## start RAW RECORDS

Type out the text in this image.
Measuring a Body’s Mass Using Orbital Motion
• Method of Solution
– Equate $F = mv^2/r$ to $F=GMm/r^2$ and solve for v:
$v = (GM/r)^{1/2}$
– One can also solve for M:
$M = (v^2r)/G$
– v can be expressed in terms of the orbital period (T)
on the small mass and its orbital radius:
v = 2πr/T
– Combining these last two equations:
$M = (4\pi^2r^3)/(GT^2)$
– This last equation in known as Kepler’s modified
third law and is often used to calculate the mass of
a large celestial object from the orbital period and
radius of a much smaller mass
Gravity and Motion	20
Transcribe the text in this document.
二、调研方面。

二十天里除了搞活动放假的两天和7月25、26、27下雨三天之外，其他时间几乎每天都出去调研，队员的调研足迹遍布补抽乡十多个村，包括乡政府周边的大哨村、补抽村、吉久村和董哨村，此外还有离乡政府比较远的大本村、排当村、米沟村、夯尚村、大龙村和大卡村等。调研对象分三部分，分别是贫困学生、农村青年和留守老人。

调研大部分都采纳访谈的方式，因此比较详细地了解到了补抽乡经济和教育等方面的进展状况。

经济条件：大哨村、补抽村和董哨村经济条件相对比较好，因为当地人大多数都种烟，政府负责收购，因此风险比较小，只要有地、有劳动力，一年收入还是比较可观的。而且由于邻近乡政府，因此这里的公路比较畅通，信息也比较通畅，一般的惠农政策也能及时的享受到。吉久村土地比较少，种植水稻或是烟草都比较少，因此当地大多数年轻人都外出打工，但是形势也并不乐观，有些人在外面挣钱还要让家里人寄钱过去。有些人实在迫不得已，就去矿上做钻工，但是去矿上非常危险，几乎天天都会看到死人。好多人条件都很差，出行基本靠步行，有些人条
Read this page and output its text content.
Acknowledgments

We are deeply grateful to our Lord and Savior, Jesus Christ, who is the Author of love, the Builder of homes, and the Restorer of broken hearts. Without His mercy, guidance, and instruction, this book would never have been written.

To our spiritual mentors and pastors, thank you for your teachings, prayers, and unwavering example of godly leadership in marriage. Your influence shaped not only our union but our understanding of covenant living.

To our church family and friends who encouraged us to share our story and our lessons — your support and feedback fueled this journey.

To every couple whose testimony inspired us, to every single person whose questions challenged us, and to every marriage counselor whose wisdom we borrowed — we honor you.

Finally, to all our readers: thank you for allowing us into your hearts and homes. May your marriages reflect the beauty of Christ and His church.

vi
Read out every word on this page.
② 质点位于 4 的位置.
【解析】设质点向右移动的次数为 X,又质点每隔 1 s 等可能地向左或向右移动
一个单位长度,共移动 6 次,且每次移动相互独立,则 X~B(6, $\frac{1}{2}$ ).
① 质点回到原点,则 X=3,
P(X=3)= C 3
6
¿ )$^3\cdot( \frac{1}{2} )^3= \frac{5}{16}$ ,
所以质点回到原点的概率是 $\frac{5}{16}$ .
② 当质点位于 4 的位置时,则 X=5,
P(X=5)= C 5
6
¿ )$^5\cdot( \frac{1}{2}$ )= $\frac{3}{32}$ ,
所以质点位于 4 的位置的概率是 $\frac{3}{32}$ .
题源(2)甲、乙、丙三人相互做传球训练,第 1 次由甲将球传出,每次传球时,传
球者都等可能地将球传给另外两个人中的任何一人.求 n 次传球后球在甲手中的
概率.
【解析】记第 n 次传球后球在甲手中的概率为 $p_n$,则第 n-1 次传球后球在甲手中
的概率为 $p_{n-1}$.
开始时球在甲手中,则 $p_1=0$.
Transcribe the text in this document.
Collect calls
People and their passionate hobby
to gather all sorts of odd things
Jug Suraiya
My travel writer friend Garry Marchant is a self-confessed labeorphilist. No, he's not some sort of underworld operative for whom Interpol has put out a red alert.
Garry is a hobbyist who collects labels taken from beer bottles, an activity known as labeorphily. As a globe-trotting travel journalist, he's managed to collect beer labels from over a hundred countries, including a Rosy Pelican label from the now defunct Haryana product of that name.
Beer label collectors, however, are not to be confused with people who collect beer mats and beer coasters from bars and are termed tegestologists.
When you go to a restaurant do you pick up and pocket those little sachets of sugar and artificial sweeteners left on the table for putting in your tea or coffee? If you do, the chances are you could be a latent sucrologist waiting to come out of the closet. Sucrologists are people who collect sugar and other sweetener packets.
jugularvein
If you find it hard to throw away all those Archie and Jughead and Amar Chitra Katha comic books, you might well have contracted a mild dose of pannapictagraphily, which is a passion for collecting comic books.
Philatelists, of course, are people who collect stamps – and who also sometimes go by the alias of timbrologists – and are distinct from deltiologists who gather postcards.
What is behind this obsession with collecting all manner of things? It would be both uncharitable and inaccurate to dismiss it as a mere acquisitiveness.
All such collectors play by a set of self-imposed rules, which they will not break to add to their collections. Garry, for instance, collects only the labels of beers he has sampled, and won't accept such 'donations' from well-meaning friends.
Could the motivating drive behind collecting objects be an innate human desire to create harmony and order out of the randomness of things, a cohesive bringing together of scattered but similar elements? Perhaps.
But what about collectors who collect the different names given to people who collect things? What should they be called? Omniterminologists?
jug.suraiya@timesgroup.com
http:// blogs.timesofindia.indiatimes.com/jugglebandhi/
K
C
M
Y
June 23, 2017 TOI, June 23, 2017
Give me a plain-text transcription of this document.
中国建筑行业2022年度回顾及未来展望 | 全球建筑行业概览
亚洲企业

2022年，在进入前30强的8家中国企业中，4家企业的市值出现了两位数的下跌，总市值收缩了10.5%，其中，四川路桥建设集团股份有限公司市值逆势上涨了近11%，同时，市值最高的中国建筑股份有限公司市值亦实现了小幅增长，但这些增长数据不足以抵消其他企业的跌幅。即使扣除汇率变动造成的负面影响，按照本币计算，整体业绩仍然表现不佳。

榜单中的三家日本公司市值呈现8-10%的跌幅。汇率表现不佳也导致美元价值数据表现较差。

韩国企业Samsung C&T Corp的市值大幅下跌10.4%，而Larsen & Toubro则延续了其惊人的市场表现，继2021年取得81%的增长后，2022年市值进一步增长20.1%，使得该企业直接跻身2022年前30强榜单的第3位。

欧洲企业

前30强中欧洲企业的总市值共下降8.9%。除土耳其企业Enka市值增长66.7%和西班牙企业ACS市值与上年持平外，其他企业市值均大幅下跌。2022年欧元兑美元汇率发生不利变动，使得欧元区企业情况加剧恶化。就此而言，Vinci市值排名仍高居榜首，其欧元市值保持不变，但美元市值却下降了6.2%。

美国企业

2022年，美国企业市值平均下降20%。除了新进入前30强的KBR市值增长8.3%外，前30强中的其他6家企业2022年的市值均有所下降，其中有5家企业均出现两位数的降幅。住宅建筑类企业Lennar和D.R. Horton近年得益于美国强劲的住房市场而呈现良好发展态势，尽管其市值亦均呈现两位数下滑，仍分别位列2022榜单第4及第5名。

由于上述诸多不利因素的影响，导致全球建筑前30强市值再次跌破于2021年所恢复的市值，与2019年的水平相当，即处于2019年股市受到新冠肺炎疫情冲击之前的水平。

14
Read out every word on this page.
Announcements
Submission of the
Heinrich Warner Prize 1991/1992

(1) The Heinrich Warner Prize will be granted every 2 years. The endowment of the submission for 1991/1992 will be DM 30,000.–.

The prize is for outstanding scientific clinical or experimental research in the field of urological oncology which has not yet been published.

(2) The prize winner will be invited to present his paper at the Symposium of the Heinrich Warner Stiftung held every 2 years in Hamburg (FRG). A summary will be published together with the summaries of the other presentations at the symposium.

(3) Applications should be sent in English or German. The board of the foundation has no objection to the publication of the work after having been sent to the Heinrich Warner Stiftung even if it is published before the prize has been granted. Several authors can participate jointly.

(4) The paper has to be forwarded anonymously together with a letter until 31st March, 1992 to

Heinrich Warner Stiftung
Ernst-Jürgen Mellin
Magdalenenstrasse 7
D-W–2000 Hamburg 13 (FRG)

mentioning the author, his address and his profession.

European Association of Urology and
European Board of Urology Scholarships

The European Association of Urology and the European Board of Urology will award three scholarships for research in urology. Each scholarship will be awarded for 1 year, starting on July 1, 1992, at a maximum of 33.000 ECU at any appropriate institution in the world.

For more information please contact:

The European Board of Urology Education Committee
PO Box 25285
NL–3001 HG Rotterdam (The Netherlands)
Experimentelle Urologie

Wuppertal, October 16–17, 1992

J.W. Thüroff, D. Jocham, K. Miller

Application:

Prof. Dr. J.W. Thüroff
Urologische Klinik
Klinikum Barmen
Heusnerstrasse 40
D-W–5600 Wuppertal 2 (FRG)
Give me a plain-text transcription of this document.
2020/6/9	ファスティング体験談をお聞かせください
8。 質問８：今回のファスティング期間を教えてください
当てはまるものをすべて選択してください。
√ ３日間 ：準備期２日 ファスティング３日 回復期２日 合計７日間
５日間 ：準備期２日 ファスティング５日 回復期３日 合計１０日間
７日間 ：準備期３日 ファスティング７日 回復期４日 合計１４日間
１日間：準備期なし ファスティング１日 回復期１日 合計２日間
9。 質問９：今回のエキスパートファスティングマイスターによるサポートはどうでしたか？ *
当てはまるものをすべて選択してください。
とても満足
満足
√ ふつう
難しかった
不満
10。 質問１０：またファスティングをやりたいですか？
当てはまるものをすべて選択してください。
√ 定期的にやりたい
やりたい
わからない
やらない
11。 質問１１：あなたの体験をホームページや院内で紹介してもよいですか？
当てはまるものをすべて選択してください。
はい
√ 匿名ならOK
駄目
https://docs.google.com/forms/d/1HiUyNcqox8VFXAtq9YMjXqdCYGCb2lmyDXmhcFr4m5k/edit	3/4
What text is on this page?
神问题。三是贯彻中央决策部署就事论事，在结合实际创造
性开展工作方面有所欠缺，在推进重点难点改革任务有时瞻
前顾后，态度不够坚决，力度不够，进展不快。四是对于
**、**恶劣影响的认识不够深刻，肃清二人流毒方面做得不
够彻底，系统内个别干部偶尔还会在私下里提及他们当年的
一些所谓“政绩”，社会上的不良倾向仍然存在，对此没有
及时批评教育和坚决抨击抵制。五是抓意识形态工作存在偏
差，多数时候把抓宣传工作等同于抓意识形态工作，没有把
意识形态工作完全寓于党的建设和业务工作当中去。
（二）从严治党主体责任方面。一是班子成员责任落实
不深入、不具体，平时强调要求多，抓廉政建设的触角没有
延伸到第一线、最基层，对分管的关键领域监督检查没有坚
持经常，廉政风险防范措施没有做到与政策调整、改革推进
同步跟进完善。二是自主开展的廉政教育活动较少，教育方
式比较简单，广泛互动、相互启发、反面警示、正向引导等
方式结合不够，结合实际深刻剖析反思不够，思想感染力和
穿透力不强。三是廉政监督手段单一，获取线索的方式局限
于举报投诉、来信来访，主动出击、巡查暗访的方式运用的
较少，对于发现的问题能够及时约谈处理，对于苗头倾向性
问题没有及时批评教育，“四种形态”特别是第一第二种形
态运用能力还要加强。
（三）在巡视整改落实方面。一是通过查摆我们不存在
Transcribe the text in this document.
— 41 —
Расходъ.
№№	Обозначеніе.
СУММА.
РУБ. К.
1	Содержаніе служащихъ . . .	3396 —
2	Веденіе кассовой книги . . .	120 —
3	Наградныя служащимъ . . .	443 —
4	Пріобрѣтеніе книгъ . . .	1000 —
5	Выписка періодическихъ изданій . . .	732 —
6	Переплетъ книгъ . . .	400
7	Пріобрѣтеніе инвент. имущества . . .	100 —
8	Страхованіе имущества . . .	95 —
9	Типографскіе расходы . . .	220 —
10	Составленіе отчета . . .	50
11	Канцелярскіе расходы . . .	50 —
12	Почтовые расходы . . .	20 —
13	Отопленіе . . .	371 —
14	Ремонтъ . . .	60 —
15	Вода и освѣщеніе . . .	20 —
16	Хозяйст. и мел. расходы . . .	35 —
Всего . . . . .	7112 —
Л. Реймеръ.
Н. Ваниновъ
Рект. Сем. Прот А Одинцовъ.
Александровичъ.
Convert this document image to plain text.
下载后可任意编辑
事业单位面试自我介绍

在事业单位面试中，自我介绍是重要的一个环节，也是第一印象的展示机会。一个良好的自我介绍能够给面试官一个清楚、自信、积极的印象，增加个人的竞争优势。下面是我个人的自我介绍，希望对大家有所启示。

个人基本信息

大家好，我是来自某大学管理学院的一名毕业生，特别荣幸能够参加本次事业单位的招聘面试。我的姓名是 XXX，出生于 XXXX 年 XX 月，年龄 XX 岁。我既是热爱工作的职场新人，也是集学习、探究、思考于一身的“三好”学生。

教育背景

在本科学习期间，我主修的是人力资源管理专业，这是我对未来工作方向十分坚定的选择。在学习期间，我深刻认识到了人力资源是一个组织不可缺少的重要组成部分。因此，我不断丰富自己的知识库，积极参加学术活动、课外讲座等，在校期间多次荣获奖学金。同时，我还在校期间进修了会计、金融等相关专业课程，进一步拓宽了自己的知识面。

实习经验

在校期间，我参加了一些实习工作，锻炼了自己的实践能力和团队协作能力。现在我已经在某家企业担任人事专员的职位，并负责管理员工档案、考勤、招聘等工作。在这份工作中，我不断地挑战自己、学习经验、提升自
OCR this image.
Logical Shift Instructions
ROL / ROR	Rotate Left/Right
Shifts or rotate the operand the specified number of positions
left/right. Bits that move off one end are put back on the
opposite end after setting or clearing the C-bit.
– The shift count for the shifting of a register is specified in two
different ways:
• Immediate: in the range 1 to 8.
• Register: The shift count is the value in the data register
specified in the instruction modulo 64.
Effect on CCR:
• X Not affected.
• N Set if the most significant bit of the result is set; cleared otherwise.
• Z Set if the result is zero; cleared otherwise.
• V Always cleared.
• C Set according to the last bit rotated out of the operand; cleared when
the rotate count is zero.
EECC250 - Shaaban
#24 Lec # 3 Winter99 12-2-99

## end RAW RECORDS

▶ [DO THIS]: Set down exactly what runs from the line with "OCR this image." to the last line of the data above, including both of those lines and no others.

▶ [FULL RESPONSE]:
OCR this image.
Logical Shift Instructions
ROL / ROR	Rotate Left/Right
Shifts or rotate the operand the specified number of positions
left/right. Bits that move off one end are put back on the
opposite end after setting or clearing the C-bit.
– The shift count for the shifting of a register is specified in two
different ways:
• Immediate: in the range 1 to 8.
• Register: The shift count is the value in the data register
specified in the instruction modulo 64.
Effect on CCR:
• X Not affected.
• N Set if the most significant bit of the result is set; cleared otherwise.
• Z Set if the result is zero; cleared otherwise.
• V Always cleared.
• C Set according to the last bit rotated out of the operand; cleared when
the rotate count is zero.
EECC250 - Shaaban
#24 Lec # 3 Winter99 12-2-99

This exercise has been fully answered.